● Exercise aim:
Repeat the material exactly, every line of it.

....

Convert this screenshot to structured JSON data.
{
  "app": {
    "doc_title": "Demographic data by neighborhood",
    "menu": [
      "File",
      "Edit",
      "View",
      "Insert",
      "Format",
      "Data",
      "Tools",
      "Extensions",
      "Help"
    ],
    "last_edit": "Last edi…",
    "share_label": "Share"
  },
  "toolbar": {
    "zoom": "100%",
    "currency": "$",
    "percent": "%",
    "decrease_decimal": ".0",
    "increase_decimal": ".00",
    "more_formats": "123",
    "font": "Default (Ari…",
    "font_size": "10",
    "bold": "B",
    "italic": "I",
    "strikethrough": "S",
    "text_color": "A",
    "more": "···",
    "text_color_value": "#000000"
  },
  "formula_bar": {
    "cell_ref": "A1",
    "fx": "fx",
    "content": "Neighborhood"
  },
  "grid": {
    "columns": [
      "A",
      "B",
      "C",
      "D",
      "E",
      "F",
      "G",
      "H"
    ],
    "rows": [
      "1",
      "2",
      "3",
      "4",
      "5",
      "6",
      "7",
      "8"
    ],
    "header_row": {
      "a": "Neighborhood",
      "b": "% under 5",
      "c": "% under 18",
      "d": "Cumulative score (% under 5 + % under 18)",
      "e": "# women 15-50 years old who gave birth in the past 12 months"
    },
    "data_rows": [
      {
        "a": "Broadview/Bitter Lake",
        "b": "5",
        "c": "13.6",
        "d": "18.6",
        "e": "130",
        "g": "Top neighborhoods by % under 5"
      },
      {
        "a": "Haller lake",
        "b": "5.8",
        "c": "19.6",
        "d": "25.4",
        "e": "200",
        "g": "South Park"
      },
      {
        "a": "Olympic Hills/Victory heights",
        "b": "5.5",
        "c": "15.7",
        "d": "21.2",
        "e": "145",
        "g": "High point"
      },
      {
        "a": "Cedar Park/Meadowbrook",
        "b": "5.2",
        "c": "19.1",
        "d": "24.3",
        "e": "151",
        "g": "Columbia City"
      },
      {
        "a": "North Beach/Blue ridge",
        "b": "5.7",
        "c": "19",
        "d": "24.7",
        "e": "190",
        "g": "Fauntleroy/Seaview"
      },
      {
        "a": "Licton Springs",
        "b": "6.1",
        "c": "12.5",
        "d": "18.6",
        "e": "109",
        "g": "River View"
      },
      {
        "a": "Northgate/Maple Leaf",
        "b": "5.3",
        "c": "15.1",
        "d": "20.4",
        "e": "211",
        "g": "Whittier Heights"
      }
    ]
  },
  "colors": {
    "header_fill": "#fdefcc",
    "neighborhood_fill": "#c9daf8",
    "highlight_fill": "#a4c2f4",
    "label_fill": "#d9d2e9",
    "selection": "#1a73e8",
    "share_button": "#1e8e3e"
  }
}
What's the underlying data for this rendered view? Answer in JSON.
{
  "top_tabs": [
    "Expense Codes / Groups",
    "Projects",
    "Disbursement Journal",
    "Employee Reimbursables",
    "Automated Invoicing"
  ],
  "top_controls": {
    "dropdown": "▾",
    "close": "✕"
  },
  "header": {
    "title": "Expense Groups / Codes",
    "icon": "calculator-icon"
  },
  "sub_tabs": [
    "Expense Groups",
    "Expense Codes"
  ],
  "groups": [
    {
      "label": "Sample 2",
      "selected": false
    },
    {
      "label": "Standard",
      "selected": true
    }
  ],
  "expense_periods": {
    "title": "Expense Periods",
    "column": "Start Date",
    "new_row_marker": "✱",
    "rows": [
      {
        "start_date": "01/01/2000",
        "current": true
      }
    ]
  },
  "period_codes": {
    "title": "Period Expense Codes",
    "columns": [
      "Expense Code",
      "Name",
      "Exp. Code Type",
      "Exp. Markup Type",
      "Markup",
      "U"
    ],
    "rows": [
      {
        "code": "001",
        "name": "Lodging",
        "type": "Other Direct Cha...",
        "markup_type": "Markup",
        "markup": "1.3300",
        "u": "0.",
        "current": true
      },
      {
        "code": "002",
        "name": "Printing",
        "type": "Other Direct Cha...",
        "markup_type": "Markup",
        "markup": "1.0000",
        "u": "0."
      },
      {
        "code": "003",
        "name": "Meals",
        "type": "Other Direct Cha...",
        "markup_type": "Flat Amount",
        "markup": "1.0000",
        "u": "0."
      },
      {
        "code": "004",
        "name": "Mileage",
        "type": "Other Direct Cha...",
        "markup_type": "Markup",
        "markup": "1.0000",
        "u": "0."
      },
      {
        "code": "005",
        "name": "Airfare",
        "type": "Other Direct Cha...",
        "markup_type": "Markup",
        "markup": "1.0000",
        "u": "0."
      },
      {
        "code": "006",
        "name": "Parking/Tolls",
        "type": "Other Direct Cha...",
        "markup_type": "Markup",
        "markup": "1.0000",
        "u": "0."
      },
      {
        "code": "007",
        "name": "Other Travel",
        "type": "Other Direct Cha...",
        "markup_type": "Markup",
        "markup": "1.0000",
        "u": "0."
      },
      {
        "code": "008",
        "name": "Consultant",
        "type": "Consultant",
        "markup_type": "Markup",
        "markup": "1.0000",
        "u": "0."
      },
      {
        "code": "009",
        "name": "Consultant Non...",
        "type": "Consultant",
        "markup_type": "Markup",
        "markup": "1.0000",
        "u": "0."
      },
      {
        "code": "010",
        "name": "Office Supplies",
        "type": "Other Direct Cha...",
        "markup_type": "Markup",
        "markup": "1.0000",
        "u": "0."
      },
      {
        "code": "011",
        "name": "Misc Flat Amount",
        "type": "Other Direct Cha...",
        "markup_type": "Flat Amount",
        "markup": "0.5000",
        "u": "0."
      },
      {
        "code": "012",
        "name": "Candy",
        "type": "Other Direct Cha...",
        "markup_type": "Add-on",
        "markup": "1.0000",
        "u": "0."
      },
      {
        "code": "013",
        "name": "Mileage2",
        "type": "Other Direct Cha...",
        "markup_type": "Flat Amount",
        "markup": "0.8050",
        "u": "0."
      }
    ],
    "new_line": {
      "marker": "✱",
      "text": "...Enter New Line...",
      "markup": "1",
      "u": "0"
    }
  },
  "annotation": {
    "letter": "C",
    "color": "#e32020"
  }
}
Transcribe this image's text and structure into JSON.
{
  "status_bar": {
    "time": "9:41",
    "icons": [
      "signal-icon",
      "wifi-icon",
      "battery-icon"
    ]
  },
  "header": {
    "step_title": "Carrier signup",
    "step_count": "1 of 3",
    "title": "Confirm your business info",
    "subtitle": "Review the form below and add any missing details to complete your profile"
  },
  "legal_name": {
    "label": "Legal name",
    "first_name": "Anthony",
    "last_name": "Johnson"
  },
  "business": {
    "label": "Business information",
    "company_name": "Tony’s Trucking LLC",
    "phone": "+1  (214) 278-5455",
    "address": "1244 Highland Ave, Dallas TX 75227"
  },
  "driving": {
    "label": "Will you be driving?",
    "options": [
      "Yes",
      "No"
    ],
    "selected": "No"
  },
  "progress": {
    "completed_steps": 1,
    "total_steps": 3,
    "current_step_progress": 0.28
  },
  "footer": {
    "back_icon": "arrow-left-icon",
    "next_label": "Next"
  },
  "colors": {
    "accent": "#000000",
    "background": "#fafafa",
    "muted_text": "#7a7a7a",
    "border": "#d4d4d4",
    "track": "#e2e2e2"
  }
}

....

● Finished task:
Convert this screenshot to structured JSON data.
{
  "app": {
    "doc_title": "Demographic data by neighborhood",
    "menu": [
      "File",
      "Edit",
      "View",
      "Insert",
      "Format",
      "Data",
      "Tools",
      "Extensions",
      "Help"
    ],
    "last_edit": "Last edi…",
    "share_label": "Share"
  },
  "toolbar": {
    "zoom": "100%",
    "currency": "$",
    "percent": "%",
    "decrease_decimal": ".0",
    "increase_decimal": ".00",
    "more_formats": "123",
    "font": "Default (Ari…",
    "font_size": "10",
    "bold": "B",
    "italic": "I",
    "strikethrough": "S",
    "text_color": "A",
    "more": "···",
    "text_color_value": "#000000"
  },
  "formula_bar": {
    "cell_ref": "A1",
    "fx": "fx",
    "content": "Neighborhood"
  },
  "grid": {
    "columns": [
      "A",
      "B",
      "C",
      "D",
      "E",
      "F",
      "G",
      "H"
    ],
    "rows": [
      "1",
      "2",
      "3",
      "4",
      "5",
      "6",
      "7",
      "8"
    ],
    "header_row": {
      "a": "Neighborhood",
      "b": "% under 5",
      "c": "% under 18",
      "d": "Cumulative score (% under 5 + % under 18)",
      "e": "# women 15-50 years old who gave birth in the past 12 months"
    },
    "data_rows": [
      {
        "a": "Broadview/Bitter Lake",
        "b": "5",
        "c": "13.6",
        "d": "18.6",
        "e": "130",
        "g": "Top neighborhoods by % under 5"
      },
      {
        "a": "Haller lake",
        "b": "5.8",
        "c": "19.6",
        "d": "25.4",
        "e": "200",
        "g": "South Park"
      },
      {
        "a": "Olympic Hills/Victory heights",
        "b": "5.5",
        "c": "15.7",
        "d": "21.2",
        "e": "145",
        "g": "High point"
      },
      {
        "a": "Cedar Park/Meadowbrook",
        "b": "5.2",
        "c": "19.1",
        "d": "24.3",
        "e": "151",
        "g": "Columbia City"
      },
      {
        "a": "North Beach/Blue ridge",
        "b": "5.7",
        "c": "19",
        "d": "24.7",
        "e": "190",
        "g": "Fauntleroy/Seaview"
      },
      {
        "a": "Licton Springs",
        "b": "6.1",
        "c": "12.5",
        "d": "18.6",
        "e": "109",
        "g": "River View"
      },
      {
        "a": "Northgate/Maple Leaf",
        "b": "5.3",
        "c": "15.1",
        "d": "20.4",
        "e": "211",
        "g": "Whittier Heights"
      }
    ]
  },
  "colors": {
    "header_fill": "#fdefcc",
    "neighborhood_fill": "#c9daf8",
    "highlight_fill": "#a4c2f4",
    "label_fill": "#d9d2e9",
    "selection": "#1a73e8",
    "share_button": "#1e8e3e"
  }
}
What's the underlying data for this rendered view? Answer in JSON.
{
  "top_tabs": [
    "Expense Codes / Groups",
    "Projects",
    "Disbursement Journal",
    "Employee Reimbursables",
    "Automated Invoicing"
  ],
  "top_controls": {
    "dropdown": "▾",
    "close": "✕"
  },
  "header": {
    "title": "Expense Groups / Codes",
    "icon": "calculator-icon"
  },
  "sub_tabs": [
    "Expense Groups",
    "Expense Codes"
  ],
  "groups": [
    {
      "label": "Sample 2",
      "selected": false
    },
    {
      "label": "Standard",
      "selected": true
    }
  ],
  "expense_periods": {
    "title": "Expense Periods",
    "column": "Start Date",
    "new_row_marker": "✱",
    "rows": [
      {
        "start_date": "01/01/2000",
        "current": true
      }
    ]
  },
  "period_codes": {
    "title": "Period Expense Codes",
    "columns": [
      "Expense Code",
      "Name",
      "Exp. Code Type",
      "Exp. Markup Type",
      "Markup",
      "U"
    ],
    "rows": [
      {
        "code": "001",
        "name": "Lodging",
        "type": "Other Direct Cha...",
        "markup_type": "Markup",
        "markup": "1.3300",
        "u": "0.",
        "current": true
      },
      {
        "code": "002",
        "name": "Printing",
        "type": "Other Direct Cha...",
        "markup_type": "Markup",
        "markup": "1.0000",
        "u": "0."
      },
      {
        "code": "003",
        "name": "Meals",
        "type": "Other Direct Cha...",
        "markup_type": "Flat Amount",
        "markup": "1.0000",
        "u": "0."
      },
      {
        "code": "004",
        "name": "Mileage",
        "type": "Other Direct Cha...",
        "markup_type": "Markup",
        "markup": "1.0000",
        "u": "0."
      },
      {
        "code": "005",
        "name": "Airfare",
        "type": "Other Direct Cha...",
        "markup_type": "Markup",
        "markup": "1.0000",
        "u": "0."
      },
      {
        "code": "006",
        "name": "Parking/Tolls",
        "type": "Other Direct Cha...",
        "markup_type": "Markup",
        "markup": "1.0000",
        "u": "0."
      },
      {
        "code": "007",
        "name": "Other Travel",
        "type": "Other Direct Cha...",
        "markup_type": "Markup",
        "markup": "1.0000",
        "u": "0."
      },
      {
        "code": "008",
        "name": "Consultant",
        "type": "Consultant",
        "markup_type": "Markup",
        "markup": "1.0000",
        "u": "0."
      },
      {
        "code": "009",
        "name": "Consultant Non...",
        "type": "Consultant",
        "markup_type": "Markup",
        "markup": "1.0000",
        "u": "0."
      },
      {
        "code": "010",
        "name": "Office Supplies",
        "type": "Other Direct Cha...",
        "markup_type": "Markup",
        "markup": "1.0000",
        "u": "0."
      },
      {
        "code": "011",
        "name": "Misc Flat Amount",
        "type": "Other Direct Cha...",
        "markup_type": "Flat Amount",
        "markup": "0.5000",
        "u": "0."
      },
      {
        "code": "012",
        "name": "Candy",
        "type": "Other Direct Cha...",
        "markup_type": "Add-on",
        "markup": "1.0000",
        "u": "0."
      },
      {
        "code": "013",
        "name": "Mileage2",
        "type": "Other Direct Cha...",
        "markup_type": "Flat Amount",
        "markup": "0.8050",
        "u": "0."
      }
    ],
    "new_line": {
      "marker": "✱",
      "text": "...Enter New Line...",
      "markup": "1",
      "u": "0"
    }
  },
  "annotation": {
    "letter": "C",
    "color": "#e32020"
  }
}
Transcribe this image's text and structure into JSON.
{
  "status_bar": {
    "time": "9:41",
    "icons": [
      "signal-icon",
      "wifi-icon",
      "battery-icon"
    ]
  },
  "header": {
    "step_title": "Carrier signup",
    "step_count": "1 of 3",
    "title": "Confirm your business info",
    "subtitle": "Review the form below and add any missing details to complete your profile"
  },
  "legal_name": {
    "label": "Legal name",
    "first_name": "Anthony",
    "last_name": "Johnson"
  },
  "business": {
    "label": "Business information",
    "company_name": "Tony’s Trucking LLC",
    "phone": "+1  (214) 278-5455",
    "address": "1244 Highland Ave, Dallas TX 75227"
  },
  "driving": {
    "label": "Will you be driving?",
    "options": [
      "Yes",
      "No"
    ],
    "selected": "No"
  },
  "progress": {
    "completed_steps": 1,
    "total_steps": 3,
    "current_step_progress": 0.28
  },
  "footer": {
    "back_icon": "arrow-left-icon",
    "next_label": "Next"
  },
  "colors": {
    "accent": "#000000",
    "background": "#fafafa",
    "muted_text": "#7a7a7a",
    "border": "#d4d4d4",
    "track": "#e2e2e2"
  }
}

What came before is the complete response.